§ Data extract
** START **

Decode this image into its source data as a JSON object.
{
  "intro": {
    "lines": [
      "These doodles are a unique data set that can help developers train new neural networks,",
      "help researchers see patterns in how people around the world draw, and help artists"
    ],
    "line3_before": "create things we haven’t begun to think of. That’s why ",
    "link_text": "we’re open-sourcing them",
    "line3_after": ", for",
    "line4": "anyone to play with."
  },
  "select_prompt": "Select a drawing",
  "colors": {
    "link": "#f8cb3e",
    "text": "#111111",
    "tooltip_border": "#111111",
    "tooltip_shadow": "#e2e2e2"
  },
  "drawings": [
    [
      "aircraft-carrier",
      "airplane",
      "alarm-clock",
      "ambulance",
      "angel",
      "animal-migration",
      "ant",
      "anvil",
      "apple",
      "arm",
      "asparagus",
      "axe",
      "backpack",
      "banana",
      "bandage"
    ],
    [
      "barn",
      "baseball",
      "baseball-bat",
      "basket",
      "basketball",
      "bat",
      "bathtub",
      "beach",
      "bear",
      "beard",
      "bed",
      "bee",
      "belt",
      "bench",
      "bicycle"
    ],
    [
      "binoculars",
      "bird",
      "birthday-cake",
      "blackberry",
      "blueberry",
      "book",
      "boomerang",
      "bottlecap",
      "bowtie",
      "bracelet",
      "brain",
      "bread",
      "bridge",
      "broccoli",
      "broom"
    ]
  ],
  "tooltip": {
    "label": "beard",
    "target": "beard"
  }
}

** END **

§ Job
Your task is to repeat the data exactly; please include every line.

§ Task output
Decode this image into its source data as a JSON object.
{
  "intro": {
    "lines": [
      "These doodles are a unique data set that can help developers train new neural networks,",
      "help researchers see patterns in how people around the world draw, and help artists"
    ],
    "line3_before": "create things we haven’t begun to think of. That’s why ",
    "link_text": "we’re open-sourcing them",
    "line3_after": ", for",
    "line4": "anyone to play with."
  },
  "select_prompt": "Select a drawing",
  "colors": {
    "link": "#f8cb3e",
    "text": "#111111",
    "tooltip_border": "#111111",
    "tooltip_shadow": "#e2e2e2"
  },
  "drawings": [
    [
      "aircraft-carrier",
      "airplane",
      "alarm-clock",
      "ambulance",
      "angel",
      "animal-migration",
      "ant",
      "anvil",
      "apple",
      "arm",
      "asparagus",
      "axe",
      "backpack",
      "banana",
      "bandage"
    ],
    [
      "barn",
      "baseball",
      "baseball-bat",
      "basket",
      "basketball",
      "bat",
      "bathtub",
      "beach",
      "bear",
      "beard",
      "bed",
      "bee",
      "belt",
      "bench",
      "bicycle"
    ],
    [
      "binoculars",
      "bird",
      "birthday-cake",
      "blackberry",
      "blueberry",
      "book",
      "boomerang",
      "bottlecap",
      "bowtie",
      "bracelet",
      "brain",
      "bread",
      "bridge",
      "broccoli",
      "broom"
    ]
  ],
  "tooltip": {
    "label": "beard",
    "target": "beard"
  }
}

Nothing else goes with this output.